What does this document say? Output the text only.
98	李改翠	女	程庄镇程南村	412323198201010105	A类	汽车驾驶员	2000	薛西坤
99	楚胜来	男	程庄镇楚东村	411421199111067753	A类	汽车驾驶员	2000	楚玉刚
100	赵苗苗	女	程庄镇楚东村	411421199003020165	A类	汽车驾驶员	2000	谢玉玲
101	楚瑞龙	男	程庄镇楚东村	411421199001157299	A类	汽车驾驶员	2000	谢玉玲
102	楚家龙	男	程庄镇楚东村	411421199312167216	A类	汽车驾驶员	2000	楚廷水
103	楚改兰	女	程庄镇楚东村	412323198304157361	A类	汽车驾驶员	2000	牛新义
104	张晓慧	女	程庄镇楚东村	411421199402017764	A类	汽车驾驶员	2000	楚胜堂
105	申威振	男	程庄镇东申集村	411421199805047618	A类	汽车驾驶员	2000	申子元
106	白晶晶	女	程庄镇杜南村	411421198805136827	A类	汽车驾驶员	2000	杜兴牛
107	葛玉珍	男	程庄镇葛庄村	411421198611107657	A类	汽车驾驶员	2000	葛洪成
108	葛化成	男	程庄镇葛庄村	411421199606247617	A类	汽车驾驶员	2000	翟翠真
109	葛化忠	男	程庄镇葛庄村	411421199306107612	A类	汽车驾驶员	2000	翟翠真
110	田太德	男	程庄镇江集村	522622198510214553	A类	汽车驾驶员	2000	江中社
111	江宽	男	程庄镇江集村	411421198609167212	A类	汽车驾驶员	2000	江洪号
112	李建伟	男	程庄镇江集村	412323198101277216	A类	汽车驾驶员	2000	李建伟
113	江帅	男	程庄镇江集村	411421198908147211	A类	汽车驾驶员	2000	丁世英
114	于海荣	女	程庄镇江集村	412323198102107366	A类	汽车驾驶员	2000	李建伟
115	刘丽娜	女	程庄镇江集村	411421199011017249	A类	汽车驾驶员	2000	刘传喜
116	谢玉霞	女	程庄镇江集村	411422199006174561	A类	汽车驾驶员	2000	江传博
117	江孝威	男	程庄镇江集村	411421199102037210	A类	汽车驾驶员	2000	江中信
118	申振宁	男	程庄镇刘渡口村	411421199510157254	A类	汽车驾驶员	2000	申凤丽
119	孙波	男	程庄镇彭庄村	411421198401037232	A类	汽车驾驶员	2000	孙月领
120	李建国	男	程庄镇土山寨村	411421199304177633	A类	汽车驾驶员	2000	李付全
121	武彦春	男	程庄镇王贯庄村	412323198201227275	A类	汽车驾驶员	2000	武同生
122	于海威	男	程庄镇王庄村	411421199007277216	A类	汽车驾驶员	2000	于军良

*-*-*

Write the listing out again, exactly as shown above.

What does this document say? Output the text only.
98	李改翠	女	程庄镇程南村	412323198201010105	A类	汽车驾驶员	2000	薛西坤
99	楚胜来	男	程庄镇楚东村	411421199111067753	A类	汽车驾驶员	2000	楚玉刚
100	赵苗苗	女	程庄镇楚东村	411421199003020165	A类	汽车驾驶员	2000	谢玉玲
101	楚瑞龙	男	程庄镇楚东村	411421199001157299	A类	汽车驾驶员	2000	谢玉玲
102	楚家龙	男	程庄镇楚东村	411421199312167216	A类	汽车驾驶员	2000	楚廷水
103	楚改兰	女	程庄镇楚东村	412323198304157361	A类	汽车驾驶员	2000	牛新义
104	张晓慧	女	程庄镇楚东村	411421199402017764	A类	汽车驾驶员	2000	楚胜堂
105	申威振	男	程庄镇东申集村	411421199805047618	A类	汽车驾驶员	2000	申子元
106	白晶晶	女	程庄镇杜南村	411421198805136827	A类	汽车驾驶员	2000	杜兴牛
107	葛玉珍	男	程庄镇葛庄村	411421198611107657	A类	汽车驾驶员	2000	葛洪成
108	葛化成	男	程庄镇葛庄村	411421199606247617	A类	汽车驾驶员	2000	翟翠真
109	葛化忠	男	程庄镇葛庄村	411421199306107612	A类	汽车驾驶员	2000	翟翠真
110	田太德	男	程庄镇江集村	522622198510214553	A类	汽车驾驶员	2000	江中社
111	江宽	男	程庄镇江集村	411421198609167212	A类	汽车驾驶员	2000	江洪号
112	李建伟	男	程庄镇江集村	412323198101277216	A类	汽车驾驶员	2000	李建伟
113	江帅	男	程庄镇江集村	411421198908147211	A类	汽车驾驶员	2000	丁世英
114	于海荣	女	程庄镇江集村	412323198102107366	A类	汽车驾驶员	2000	李建伟
115	刘丽娜	女	程庄镇江集村	411421199011017249	A类	汽车驾驶员	2000	刘传喜
116	谢玉霞	女	程庄镇江集村	411422199006174561	A类	汽车驾驶员	2000	江传博
117	江孝威	男	程庄镇江集村	411421199102037210	A类	汽车驾驶员	2000	江中信
118	申振宁	男	程庄镇刘渡口村	411421199510157254	A类	汽车驾驶员	2000	申凤丽
119	孙波	男	程庄镇彭庄村	411421198401037232	A类	汽车驾驶员	2000	孙月领
120	李建国	男	程庄镇土山寨村	411421199304177633	A类	汽车驾驶员	2000	李付全
121	武彦春	男	程庄镇王贯庄村	412323198201227275	A类	汽车驾驶员	2000	武同生
122	于海威	男	程庄镇王庄村	411421199007277216	A类	汽车驾驶员	2000	于军良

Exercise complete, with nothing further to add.